Reproduce the records below exactly, leaving out any pictures.

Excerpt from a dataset
┌──

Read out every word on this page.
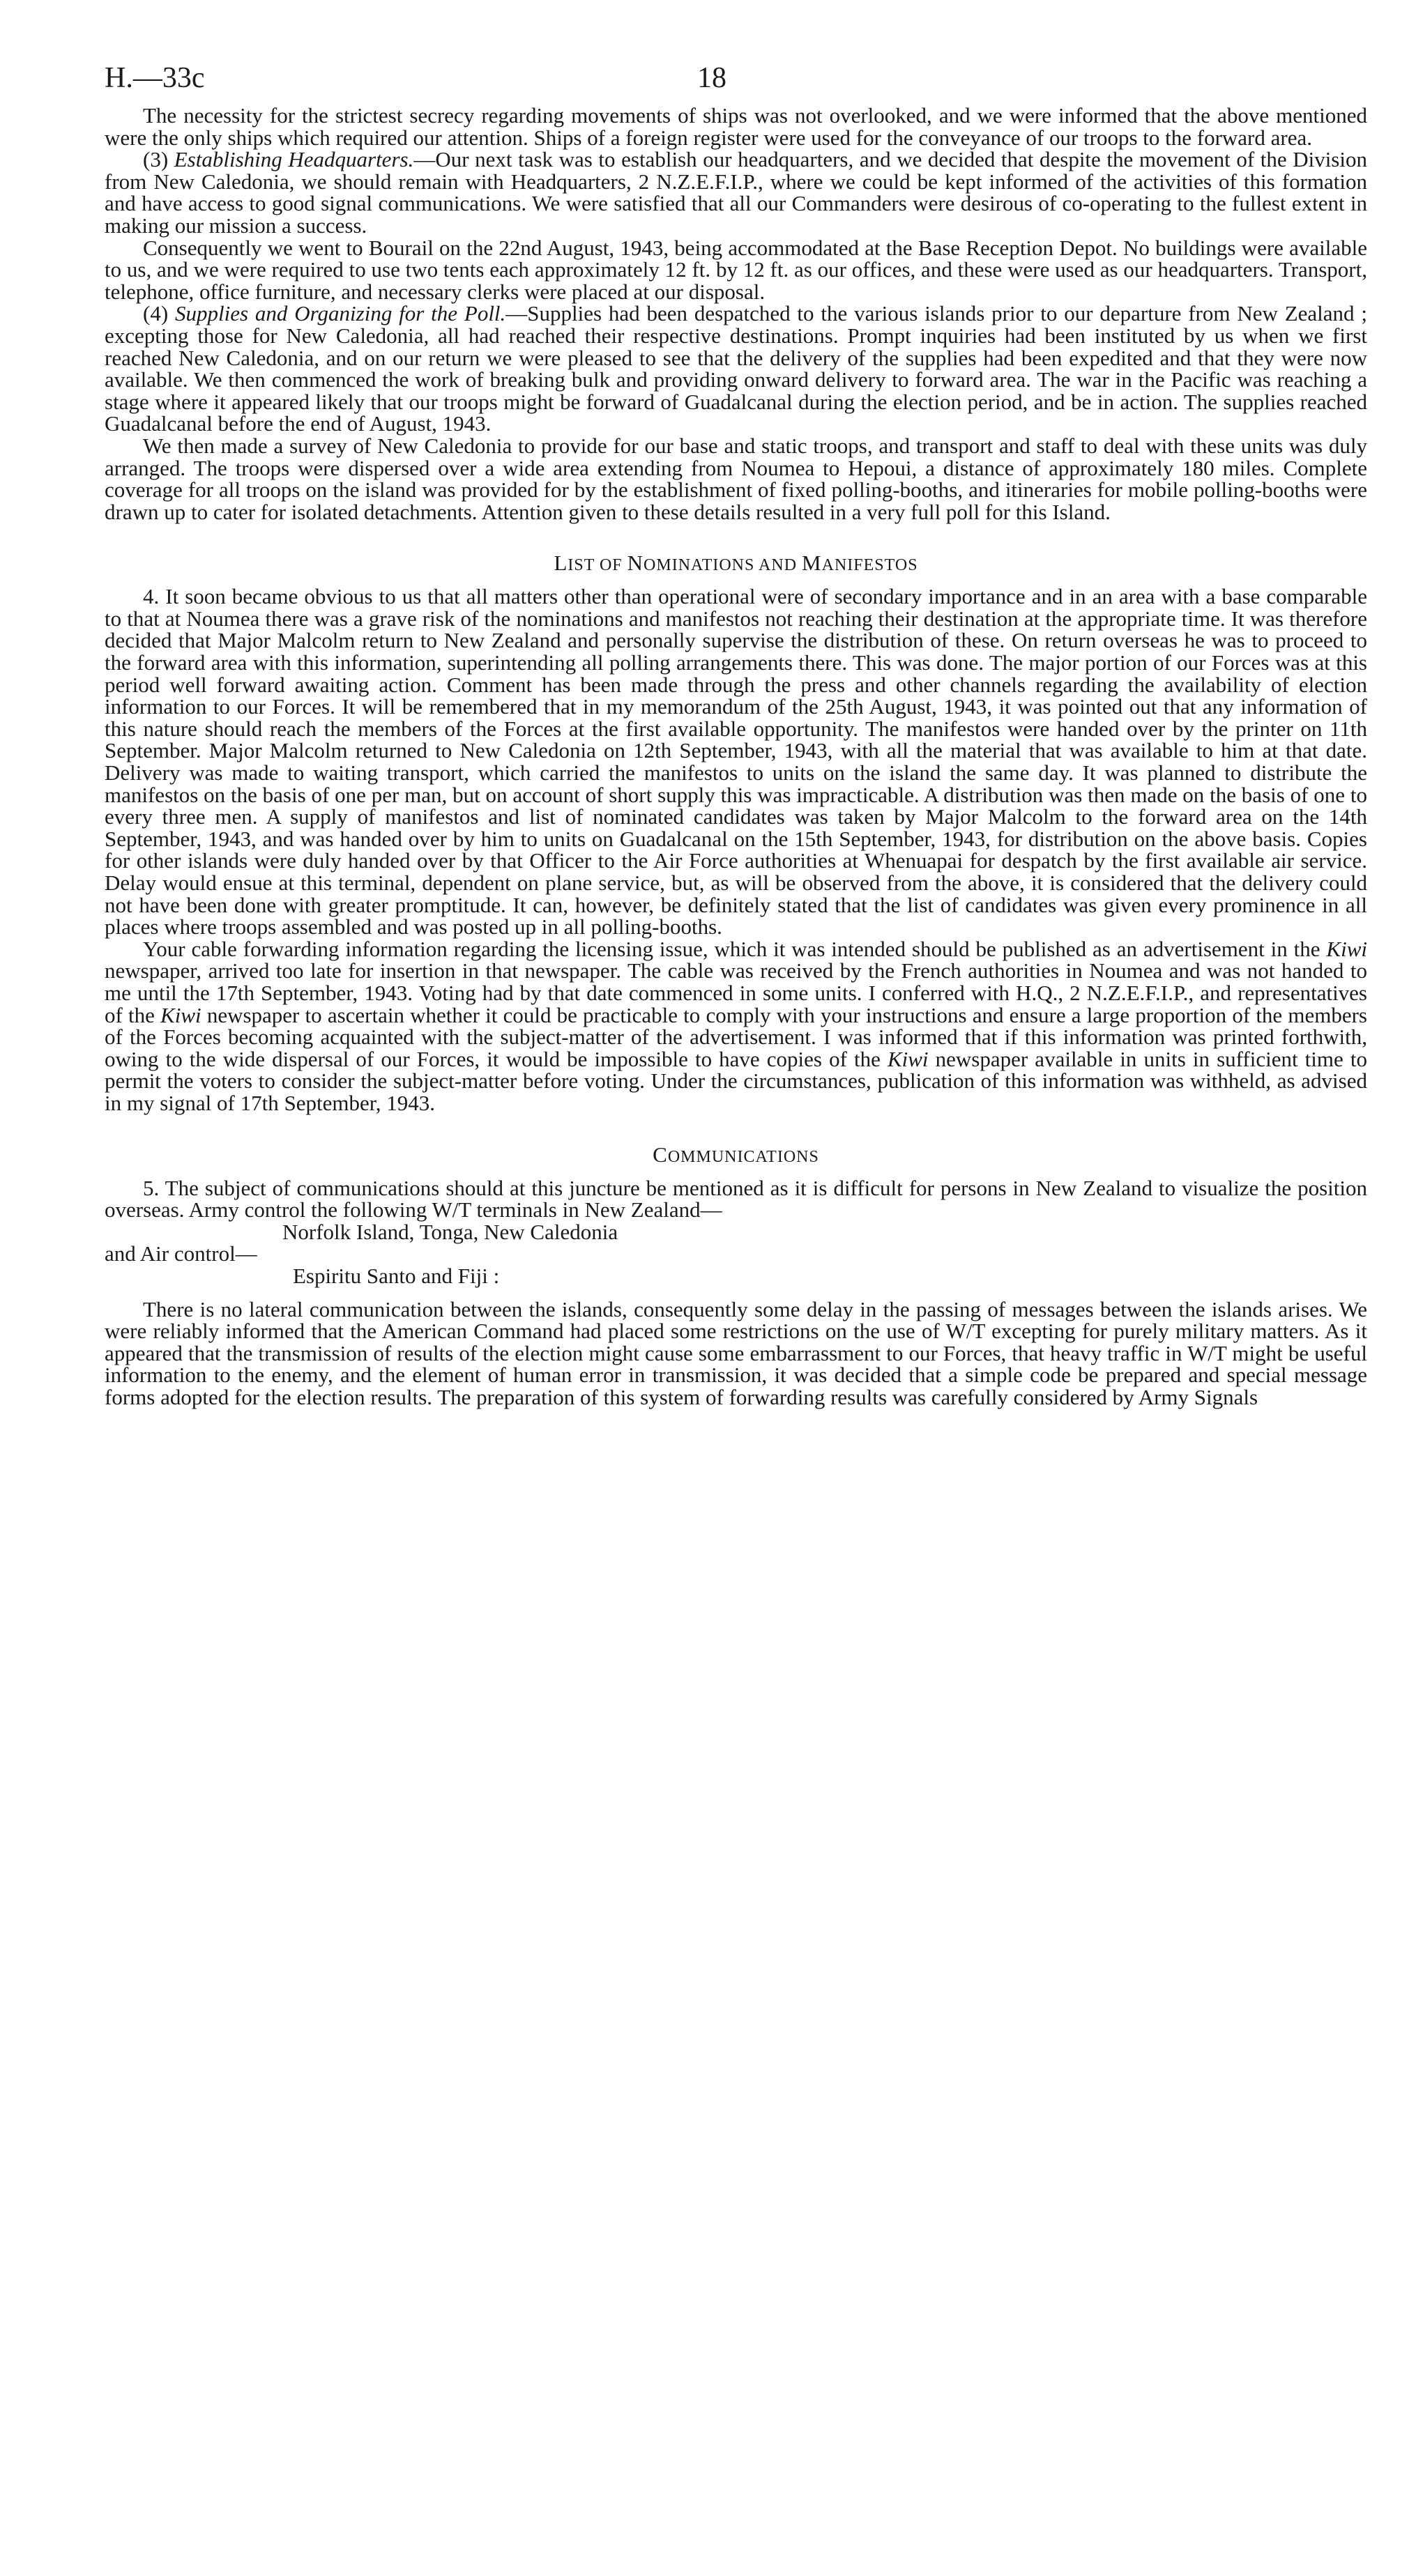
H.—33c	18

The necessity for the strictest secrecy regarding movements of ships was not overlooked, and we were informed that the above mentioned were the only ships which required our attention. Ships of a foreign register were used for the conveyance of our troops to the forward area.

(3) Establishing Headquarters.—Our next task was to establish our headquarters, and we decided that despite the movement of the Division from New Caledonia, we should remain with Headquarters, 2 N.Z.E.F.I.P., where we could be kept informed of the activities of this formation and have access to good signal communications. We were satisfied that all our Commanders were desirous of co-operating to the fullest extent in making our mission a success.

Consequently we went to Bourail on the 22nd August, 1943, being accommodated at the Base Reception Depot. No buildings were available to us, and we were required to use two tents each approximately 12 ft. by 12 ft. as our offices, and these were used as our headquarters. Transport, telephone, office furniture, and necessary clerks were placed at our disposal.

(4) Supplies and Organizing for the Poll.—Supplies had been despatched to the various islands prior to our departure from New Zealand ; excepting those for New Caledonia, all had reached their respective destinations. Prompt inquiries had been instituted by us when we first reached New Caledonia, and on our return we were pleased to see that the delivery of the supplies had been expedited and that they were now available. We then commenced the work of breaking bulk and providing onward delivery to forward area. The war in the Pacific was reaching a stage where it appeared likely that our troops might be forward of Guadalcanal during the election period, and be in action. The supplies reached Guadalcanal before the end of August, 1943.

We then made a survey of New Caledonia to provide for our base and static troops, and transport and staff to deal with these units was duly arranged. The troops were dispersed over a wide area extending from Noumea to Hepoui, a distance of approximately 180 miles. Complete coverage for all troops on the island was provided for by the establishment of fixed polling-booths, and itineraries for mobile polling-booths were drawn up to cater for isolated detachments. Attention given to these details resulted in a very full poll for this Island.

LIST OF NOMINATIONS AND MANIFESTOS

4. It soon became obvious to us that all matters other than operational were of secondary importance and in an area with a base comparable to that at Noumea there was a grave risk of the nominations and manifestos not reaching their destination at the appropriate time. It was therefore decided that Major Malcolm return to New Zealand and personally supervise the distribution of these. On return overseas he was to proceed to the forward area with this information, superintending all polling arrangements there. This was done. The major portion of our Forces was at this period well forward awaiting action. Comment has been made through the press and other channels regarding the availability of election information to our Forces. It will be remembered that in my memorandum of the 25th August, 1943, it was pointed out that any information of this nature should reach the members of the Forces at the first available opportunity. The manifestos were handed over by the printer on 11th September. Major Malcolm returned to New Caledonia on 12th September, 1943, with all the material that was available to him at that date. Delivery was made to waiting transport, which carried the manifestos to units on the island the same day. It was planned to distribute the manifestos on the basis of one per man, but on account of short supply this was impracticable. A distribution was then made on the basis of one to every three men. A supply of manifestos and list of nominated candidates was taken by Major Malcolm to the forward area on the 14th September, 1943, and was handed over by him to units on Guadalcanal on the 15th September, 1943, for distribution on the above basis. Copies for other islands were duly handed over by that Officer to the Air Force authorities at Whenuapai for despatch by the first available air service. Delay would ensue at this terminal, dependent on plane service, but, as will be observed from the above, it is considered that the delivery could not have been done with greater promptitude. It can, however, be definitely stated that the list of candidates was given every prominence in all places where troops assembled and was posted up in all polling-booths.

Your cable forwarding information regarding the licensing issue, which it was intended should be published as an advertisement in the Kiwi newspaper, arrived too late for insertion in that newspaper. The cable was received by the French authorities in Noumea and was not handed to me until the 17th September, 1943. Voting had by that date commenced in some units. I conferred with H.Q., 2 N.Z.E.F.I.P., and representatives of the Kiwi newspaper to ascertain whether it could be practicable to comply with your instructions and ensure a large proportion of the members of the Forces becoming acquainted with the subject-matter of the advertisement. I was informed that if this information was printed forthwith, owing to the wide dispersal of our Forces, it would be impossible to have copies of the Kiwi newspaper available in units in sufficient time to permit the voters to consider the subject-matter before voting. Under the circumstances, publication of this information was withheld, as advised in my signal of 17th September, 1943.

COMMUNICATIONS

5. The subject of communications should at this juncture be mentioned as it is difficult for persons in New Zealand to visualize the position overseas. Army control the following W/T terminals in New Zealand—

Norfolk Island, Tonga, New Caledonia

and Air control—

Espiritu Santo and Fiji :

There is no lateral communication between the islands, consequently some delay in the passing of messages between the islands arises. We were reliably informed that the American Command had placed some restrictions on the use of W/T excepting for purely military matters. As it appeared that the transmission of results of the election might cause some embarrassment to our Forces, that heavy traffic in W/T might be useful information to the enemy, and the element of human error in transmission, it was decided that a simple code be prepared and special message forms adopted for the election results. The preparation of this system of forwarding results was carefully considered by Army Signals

└──

> **Full solution**:
Read out every word on this page.
H.—33c	18

The necessity for the strictest secrecy regarding movements of ships was not overlooked, and we were informed that the above mentioned were the only ships which required our attention. Ships of a foreign register were used for the conveyance of our troops to the forward area.

(3) Establishing Headquarters.—Our next task was to establish our headquarters, and we decided that despite the movement of the Division from New Caledonia, we should remain with Headquarters, 2 N.Z.E.F.I.P., where we could be kept informed of the activities of this formation and have access to good signal communications. We were satisfied that all our Commanders were desirous of co-operating to the fullest extent in making our mission a success.

Consequently we went to Bourail on the 22nd August, 1943, being accommodated at the Base Reception Depot. No buildings were available to us, and we were required to use two tents each approximately 12 ft. by 12 ft. as our offices, and these were used as our headquarters. Transport, telephone, office furniture, and necessary clerks were placed at our disposal.

(4) Supplies and Organizing for the Poll.—Supplies had been despatched to the various islands prior to our departure from New Zealand ; excepting those for New Caledonia, all had reached their respective destinations. Prompt inquiries had been instituted by us when we first reached New Caledonia, and on our return we were pleased to see that the delivery of the supplies had been expedited and that they were now available. We then commenced the work of breaking bulk and providing onward delivery to forward area. The war in the Pacific was reaching a stage where it appeared likely that our troops might be forward of Guadalcanal during the election period, and be in action. The supplies reached Guadalcanal before the end of August, 1943.

We then made a survey of New Caledonia to provide for our base and static troops, and transport and staff to deal with these units was duly arranged. The troops were dispersed over a wide area extending from Noumea to Hepoui, a distance of approximately 180 miles. Complete coverage for all troops on the island was provided for by the establishment of fixed polling-booths, and itineraries for mobile polling-booths were drawn up to cater for isolated detachments. Attention given to these details resulted in a very full poll for this Island.

LIST OF NOMINATIONS AND MANIFESTOS

4. It soon became obvious to us that all matters other than operational were of secondary importance and in an area with a base comparable to that at Noumea there was a grave risk of the nominations and manifestos not reaching their destination at the appropriate time. It was therefore decided that Major Malcolm return to New Zealand and personally supervise the distribution of these. On return overseas he was to proceed to the forward area with this information, superintending all polling arrangements there. This was done. The major portion of our Forces was at this period well forward awaiting action. Comment has been made through the press and other channels regarding the availability of election information to our Forces. It will be remembered that in my memorandum of the 25th August, 1943, it was pointed out that any information of this nature should reach the members of the Forces at the first available opportunity. The manifestos were handed over by the printer on 11th September. Major Malcolm returned to New Caledonia on 12th September, 1943, with all the material that was available to him at that date. Delivery was made to waiting transport, which carried the manifestos to units on the island the same day. It was planned to distribute the manifestos on the basis of one per man, but on account of short supply this was impracticable. A distribution was then made on the basis of one to every three men. A supply of manifestos and list of nominated candidates was taken by Major Malcolm to the forward area on the 14th September, 1943, and was handed over by him to units on Guadalcanal on the 15th September, 1943, for distribution on the above basis. Copies for other islands were duly handed over by that Officer to the Air Force authorities at Whenuapai for despatch by the first available air service. Delay would ensue at this terminal, dependent on plane service, but, as will be observed from the above, it is considered that the delivery could not have been done with greater promptitude. It can, however, be definitely stated that the list of candidates was given every prominence in all places where troops assembled and was posted up in all polling-booths.

Your cable forwarding information regarding the licensing issue, which it was intended should be published as an advertisement in the Kiwi newspaper, arrived too late for insertion in that newspaper. The cable was received by the French authorities in Noumea and was not handed to me until the 17th September, 1943. Voting had by that date commenced in some units. I conferred with H.Q., 2 N.Z.E.F.I.P., and representatives of the Kiwi newspaper to ascertain whether it could be practicable to comply with your instructions and ensure a large proportion of the members of the Forces becoming acquainted with the subject-matter of the advertisement. I was informed that if this information was printed forthwith, owing to the wide dispersal of our Forces, it would be impossible to have copies of the Kiwi newspaper available in units in sufficient time to permit the voters to consider the subject-matter before voting. Under the circumstances, publication of this information was withheld, as advised in my signal of 17th September, 1943.

COMMUNICATIONS

5. The subject of communications should at this juncture be mentioned as it is difficult for persons in New Zealand to visualize the position overseas. Army control the following W/T terminals in New Zealand—

Norfolk Island, Tonga, New Caledonia

and Air control—

Espiritu Santo and Fiji :

There is no lateral communication between the islands, consequently some delay in the passing of messages between the islands arises. We were reliably informed that the American Command had placed some restrictions on the use of W/T excepting for purely military matters. As it appeared that the transmission of results of the election might cause some embarrassment to our Forces, that heavy traffic in W/T might be useful information to the enemy, and the element of human error in transmission, it was decided that a simple code be prepared and special message forms adopted for the election results. The preparation of this system of forwarding results was carefully considered by Army Signals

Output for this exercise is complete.